To do:
1. From the vulnerability management overview, print the passage starting at "If that is the" and ending at "practices blog here.".
2. Translate this sentence from the vulnerability management overview into Spanish: "Most organisations implement a VM programme because they want to improve their security posture."

##### Supplied passage #####

The “High Level” Overview of Tenable & Vicarius

So, if you are reading this I am guessing that you are thinking about implementing (or updating) a vulnerability management (VM) programme within your organisation.  

If that is the case then it is worth digging into why you are doing this, and explain the steps that you’ll need to go through.

If you need to understand more about your security posture use our Cyber Security Maturity Assessment Model to assess your current attack surface, existing plans and solutions. 

Most organisations implement a VM programme because they want to improve their security posture. An objective delivered by following this “high level” 3 step model:

  1. Work out what security issues and vulnerabilities are present
  2. Build a short-list of priorities that you will fix
  3. Fix everything on the short-list

As companies grow and need to scale their security efforts, we recommend shifting to our 8 step model – which covers best practice for effective vulnerability lifecycle management. You can read more about those steps and how to apply them in our best practices blog here.

From the above 3 step model, ultimately it is step 3 that delivers on the objective of “improving security” posture; steps 1 and 2 are the means to that end.  

I don’t want to down-play steps 1 and 2, they are still very important, but having the best scanning tool or best short-list in the world won’t improve security.

Before moving on to talk about steps 1 and 3 in more detail, we should explain our reasoning about step 2; building a short-list.

There is a comprehensive range of vulnerability products devoted to prioritising security fixes; again this is discussed in more detail within the 8 step model.  For smaller companies, just saying “Let’s fix anything with a severity score of 8 or above …” is usually good enough.  Fixing everything would be great; but isn’t realistic.

##### Provided records #####

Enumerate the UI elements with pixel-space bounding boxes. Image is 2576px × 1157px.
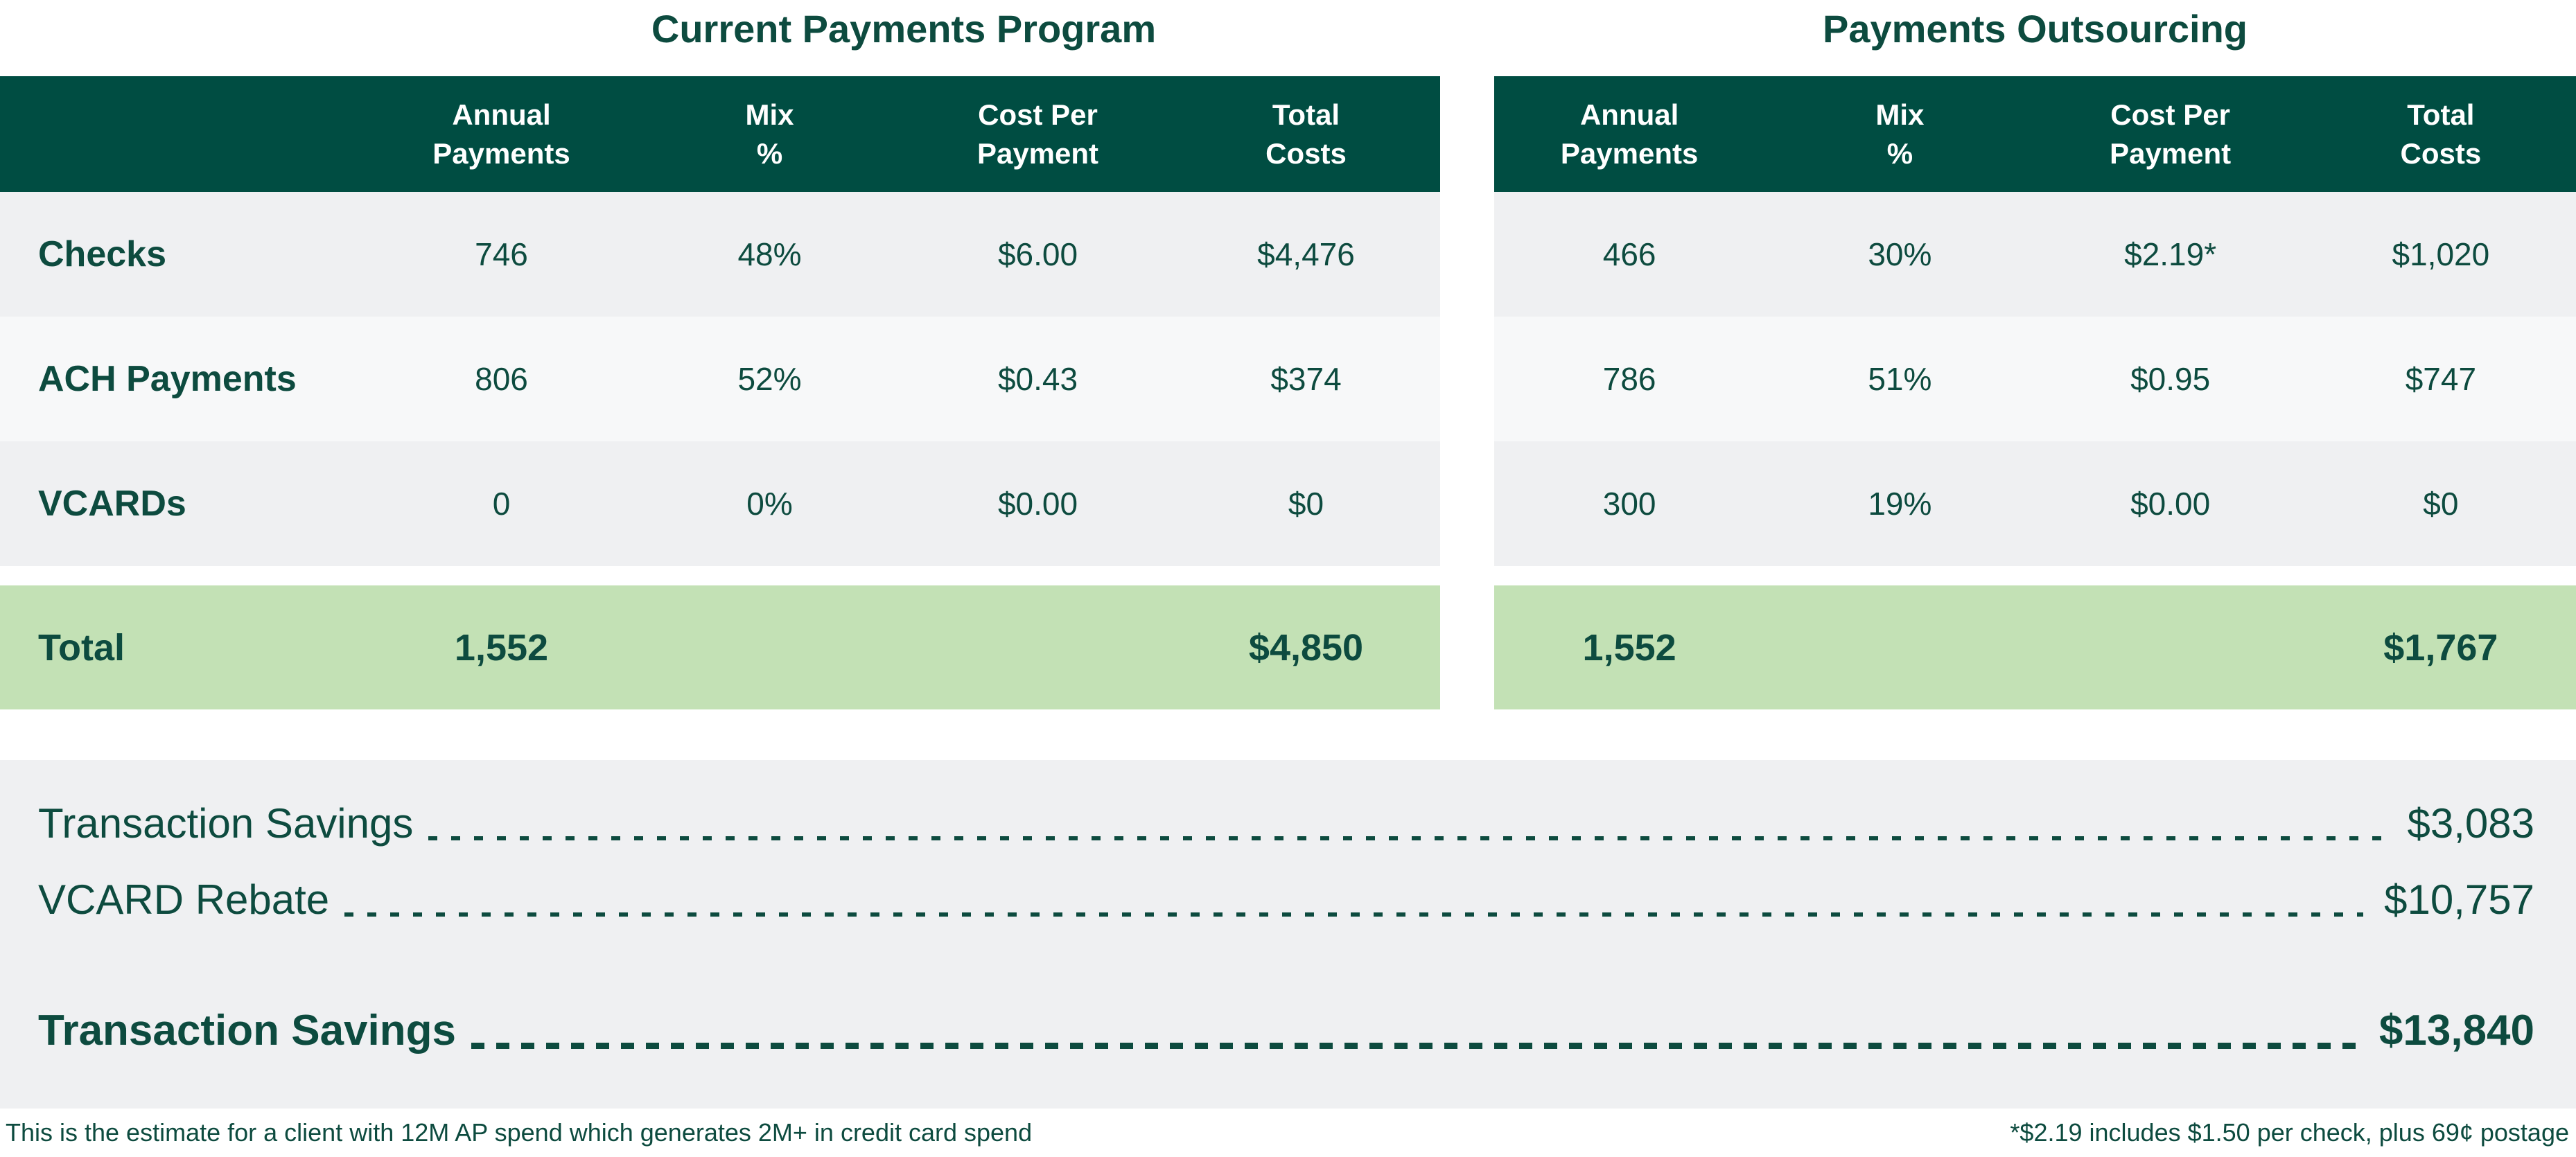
savings-summary-block: Transaction Savings $3,083 VCARD Rebate … [0,760,2576,1109]
left-header-total-costs: Total Costs [1172,76,1440,192]
table-row-vcards-left: VCARDs 0 0% $0.00 $0 [0,441,1440,566]
table-row-vcards-right: 300 19% $0.00 $0 [1494,441,2576,566]
savings-label: Transaction Savings [38,800,414,847]
cell-cost: $0.43 [997,361,1078,397]
cell-mix: 51% [1868,361,1932,397]
cell-annual: 0 [492,486,511,522]
total-mix-empty [1764,585,2035,709]
table-row-ach-right: 786 51% $0.95 $747 [1494,317,2576,441]
cell-mix: 0% [746,486,793,522]
dotted-leader [471,1043,2358,1049]
header-line: Costs [1265,136,1347,170]
left-total-band: Total 1,552 $4,850 [0,585,1440,709]
transaction-savings-line: Transaction Savings $3,083 [38,803,2534,845]
right-header-cost-per-payment: Cost Per Payment [2035,76,2306,192]
cell-cost: $6.00 [997,236,1078,272]
payments-outsourcing-table: Annual Payments Mix % Cost Per Payment T… [1494,76,2576,566]
savings-label: VCARD Rebate [38,876,330,923]
left-header-mix-percent: Mix % [636,76,904,192]
header-line: Annual [452,98,551,132]
cell-total: $0 [2423,486,2459,522]
left-header-spacer [0,76,367,192]
cell-total: $4,476 [1257,236,1355,272]
footnote-left: This is the estimate for a client with 1… [6,1118,1033,1147]
cell-annual: 746 [475,236,528,272]
table-gutter [1440,0,1494,76]
total-label: Total [38,626,125,669]
totals-row: Total 1,552 $4,850 1,552 $1,767 [0,585,2576,709]
savings-label: Transaction Savings [38,1007,456,1054]
total-cost-empty [2035,585,2306,709]
total-costs: $4,850 [1248,626,1364,669]
cell-total: $374 [1270,361,1342,397]
cell-annual: 300 [1602,486,1656,522]
table-gutter [1440,76,1494,566]
right-total-band: 1,552 $1,767 [1494,585,2576,709]
header-line: Costs [2400,136,2482,170]
cell-mix: 19% [1868,486,1932,522]
total-costs: $1,767 [2383,626,2498,669]
cell-cost: $0.00 [2130,486,2211,522]
savings-value: $13,840 [2378,1007,2534,1054]
header-line: Cost Per [2110,98,2230,132]
cell-total: $0 [1288,486,1324,522]
tables-row: Annual Payments Mix % Cost Per Payment T… [0,76,2576,566]
table-gutter [1440,585,1494,709]
total-annual: 1,552 [454,626,549,669]
savings-value: $10,757 [2384,876,2534,923]
cell-annual: 466 [1602,236,1656,272]
total-cost-empty [904,585,1172,709]
footnotes-row: This is the estimate for a client with 1… [0,1109,2576,1147]
header-line: Payments [432,136,570,170]
cell-total: $1,020 [2392,236,2490,272]
header-line: Mix [745,98,794,132]
right-table-header-row: Annual Payments Mix % Cost Per Payment T… [1494,76,2576,192]
table-row-checks-left: Checks 746 48% $6.00 $4,476 [0,192,1440,317]
dotted-leader [428,836,2387,840]
header-line: % [756,136,783,170]
cell-annual: 806 [475,361,528,397]
table-row-ach-left: ACH Payments 806 52% $0.43 $374 [0,317,1440,441]
total-transaction-savings-line: Transaction Savings $13,840 [38,1009,2534,1052]
cell-mix: 48% [737,236,802,272]
header-line: Payment [2110,136,2232,170]
left-table-header-row: Annual Payments Mix % Cost Per Payment T… [0,76,1440,192]
titles-row: Current Payments Program Payments Outsou… [0,0,2576,76]
left-header-cost-per-payment: Cost Per Payment [904,76,1172,192]
row-label: Checks [38,234,166,274]
current-payments-table: Annual Payments Mix % Cost Per Payment T… [0,76,1440,566]
header-line: Payment [976,136,1099,170]
cell-total: $747 [2405,361,2477,397]
left-table-title: Current Payments Program [651,7,1157,51]
header-line: Mix [1875,98,1925,132]
header-line: Annual [1579,98,1679,132]
left-header-annual-payments: Annual Payments [367,76,636,192]
savings-value: $3,083 [2407,800,2534,847]
cell-cost: $0.00 [997,486,1078,522]
right-header-annual-payments: Annual Payments [1494,76,1764,192]
cell-annual: 786 [1602,361,1656,397]
right-header-mix-percent: Mix % [1764,76,2035,192]
dotted-leader [344,912,2364,917]
cell-mix: 52% [737,361,802,397]
footnote-right: *$2.19 includes $1.50 per check, plus 69… [2010,1118,2569,1147]
header-line: Payments [1560,136,1699,170]
total-annual: 1,552 [1582,626,1676,669]
header-line: Total [2407,98,2475,132]
cell-mix: 30% [1868,236,1932,272]
header-line: Cost Per [978,98,1098,132]
total-mix-empty [636,585,904,709]
right-table-title: Payments Outsourcing [1822,7,2248,51]
header-line: % [1886,136,1913,170]
cell-cost: $2.19* [2124,236,2217,272]
vcard-rebate-line: VCARD Rebate $10,757 [38,879,2534,921]
row-label: VCARDs [38,484,186,524]
header-line: Total [1272,98,1340,132]
row-label: ACH Payments [38,359,297,399]
right-header-total-costs: Total Costs [2306,76,2576,192]
table-row-checks-right: 466 30% $2.19* $1,020 [1494,192,2576,317]
cell-cost: $0.95 [2130,361,2211,397]
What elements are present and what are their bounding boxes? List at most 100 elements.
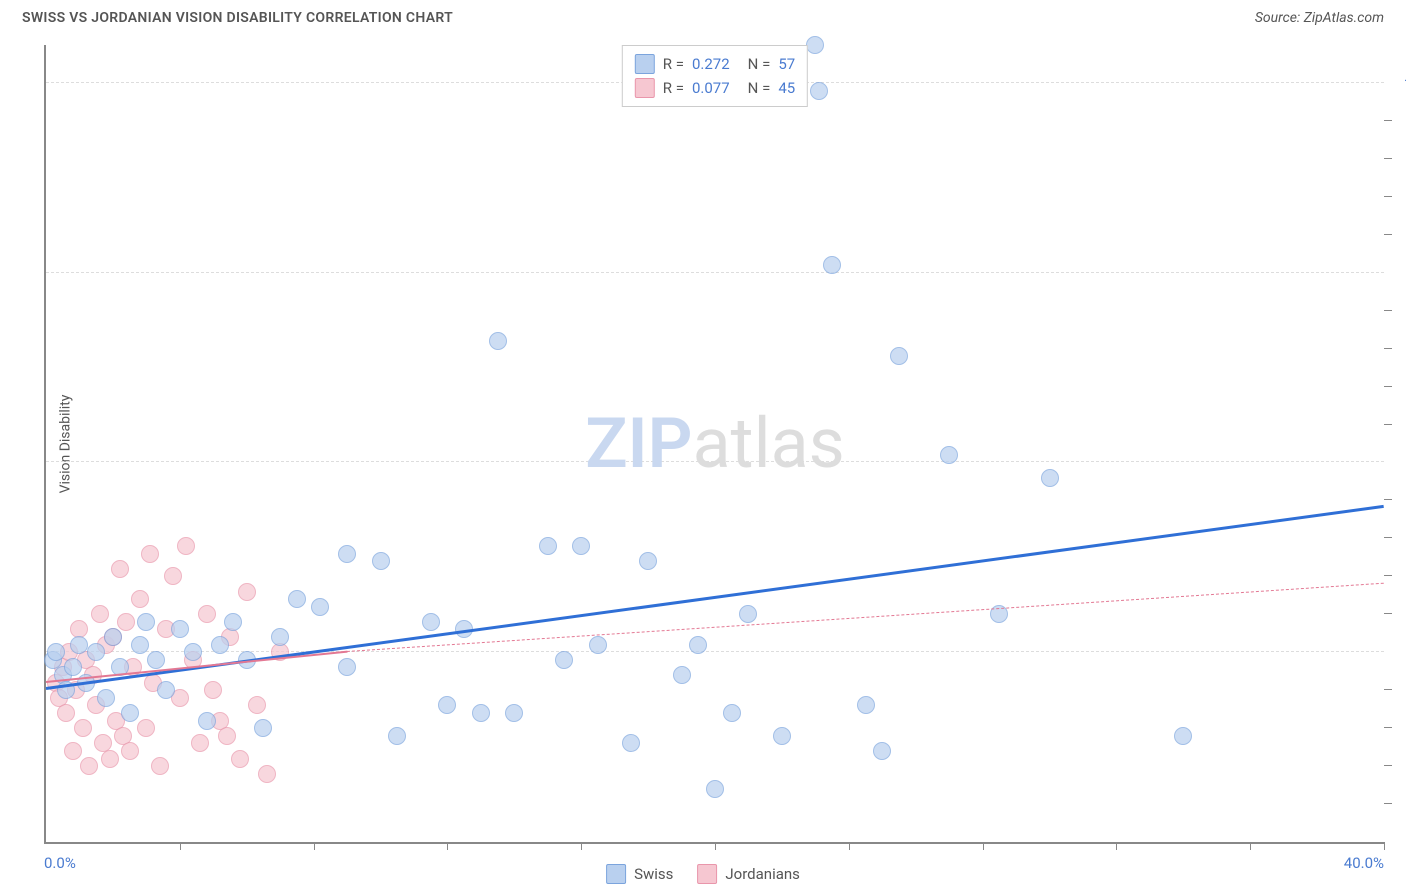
source-attribution: Source: ZipAtlas.com: [1255, 10, 1384, 26]
point-swiss: [121, 704, 139, 722]
point-swiss: [87, 643, 105, 661]
swatch-jordanians: [635, 78, 655, 98]
point-jordanians: [111, 560, 129, 578]
stat-r-swiss: 0.272: [692, 55, 730, 73]
y-tick: [1384, 234, 1392, 235]
gridline-h: [46, 461, 1384, 462]
point-jordanians: [137, 719, 155, 737]
point-swiss: [823, 256, 841, 274]
point-jordanians: [177, 537, 195, 555]
point-swiss: [639, 552, 657, 570]
swatch-swiss: [606, 864, 626, 884]
point-swiss: [271, 628, 289, 646]
point-swiss: [505, 704, 523, 722]
point-swiss: [147, 651, 165, 669]
x-tick: [849, 842, 850, 850]
x-tick: [180, 842, 181, 850]
plot-region: Vision Disability ZIPatlas R = 0.272 N =…: [44, 45, 1384, 844]
legend-label-jordanians: Jordanians: [725, 865, 800, 883]
stat-r-jordanians: 0.077: [692, 79, 730, 97]
point-jordanians: [101, 750, 119, 768]
point-swiss: [97, 689, 115, 707]
y-tick: [1384, 196, 1392, 197]
point-swiss: [622, 734, 640, 752]
point-jordanians: [74, 719, 92, 737]
point-swiss: [489, 332, 507, 350]
y-tick: [1384, 386, 1392, 387]
point-jordanians: [231, 750, 249, 768]
watermark: ZIPatlas: [585, 403, 845, 485]
legend-item-jordanians: Jordanians: [697, 864, 800, 884]
point-swiss: [706, 780, 724, 798]
y-tick: [1384, 348, 1392, 349]
y-tick: [1384, 803, 1392, 804]
watermark-zip: ZIP: [585, 403, 692, 485]
legend-stats-row-jordanians: R = 0.077 N = 45: [635, 76, 795, 100]
point-swiss: [472, 704, 490, 722]
swatch-swiss: [635, 54, 655, 74]
point-swiss: [157, 681, 175, 699]
point-swiss: [873, 742, 891, 760]
y-tick: [1384, 310, 1392, 311]
point-jordanians: [218, 727, 236, 745]
point-swiss: [224, 613, 242, 631]
legend-stats-row-swiss: R = 0.272 N = 57: [635, 52, 795, 76]
point-jordanians: [80, 757, 98, 775]
x-axis-min: 0.0%: [44, 854, 76, 872]
point-swiss: [857, 696, 875, 714]
stat-r-label: R =: [663, 55, 684, 73]
point-swiss: [47, 643, 65, 661]
x-tick: [314, 842, 315, 850]
point-jordanians: [91, 605, 109, 623]
y-tick: [1384, 499, 1392, 500]
swatch-jordanians: [697, 864, 717, 884]
y-tick: [1384, 158, 1392, 159]
x-tick: [983, 842, 984, 850]
point-swiss: [288, 590, 306, 608]
stat-r-label: R =: [663, 79, 684, 97]
point-swiss: [773, 727, 791, 745]
point-swiss: [171, 620, 189, 638]
point-swiss: [338, 658, 356, 676]
point-swiss: [198, 712, 216, 730]
point-swiss: [372, 552, 390, 570]
point-swiss: [64, 658, 82, 676]
gridline-h: [46, 272, 1384, 273]
point-jordanians: [164, 567, 182, 585]
point-swiss: [539, 537, 557, 555]
legend-label-swiss: Swiss: [634, 865, 673, 883]
point-swiss: [806, 36, 824, 54]
point-jordanians: [64, 742, 82, 760]
point-swiss: [890, 347, 908, 365]
x-tick: [1116, 842, 1117, 850]
point-swiss: [388, 727, 406, 745]
legend-series: Swiss Jordanians: [606, 864, 800, 884]
point-swiss: [810, 82, 828, 100]
stat-n-jordanians: 45: [778, 79, 795, 97]
chart-area: Vision Disability ZIPatlas R = 0.272 N =…: [44, 45, 1384, 844]
point-swiss: [311, 598, 329, 616]
point-swiss: [104, 628, 122, 646]
x-tick: [581, 842, 582, 850]
point-jordanians: [131, 590, 149, 608]
y-tick: [1384, 120, 1392, 121]
y-axis-label: Vision Disability: [57, 394, 73, 493]
point-jordanians: [117, 613, 135, 631]
point-jordanians: [258, 765, 276, 783]
point-jordanians: [204, 681, 222, 699]
point-jordanians: [198, 605, 216, 623]
point-swiss: [723, 704, 741, 722]
point-jordanians: [151, 757, 169, 775]
stat-n-label: N =: [748, 79, 771, 97]
point-swiss: [254, 719, 272, 737]
point-swiss: [184, 643, 202, 661]
x-tick: [715, 842, 716, 850]
point-swiss: [940, 446, 958, 464]
y-tick: [1384, 727, 1392, 728]
y-tick: [1384, 689, 1392, 690]
stat-n-label: N =: [748, 55, 771, 73]
point-swiss: [572, 537, 590, 555]
x-tick: [1250, 842, 1251, 850]
point-swiss: [1174, 727, 1192, 745]
point-jordanians: [141, 545, 159, 563]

#####

Task responses:
1.
If that is the case then it is worth digging into why you are doing this, and explain the steps that you’ll need to go through.

If you need to understand more about your security posture use our Cyber Security Maturity Assessment Model to assess your current attack surface, existing plans and solutions. 

Most organisations implement a VM programme because they want to improve their security posture. An objective delivered by following this “high level” 3 step model:

  1. Work out what security issues and vulnerabilities are present
  2. Build a short-list of priorities that you will fix
  3. Fix everything on the short-list

As companies grow and need to scale their security efforts, we recommend shifting to our 8 step model – which covers best practice for effective vulnerability lifecycle management. You can read more about those steps and how to apply them in our best practices blog here.

2. La mayoría de las organizaciones implementan un programa de VM porque quieren mejorar su postura de seguridad.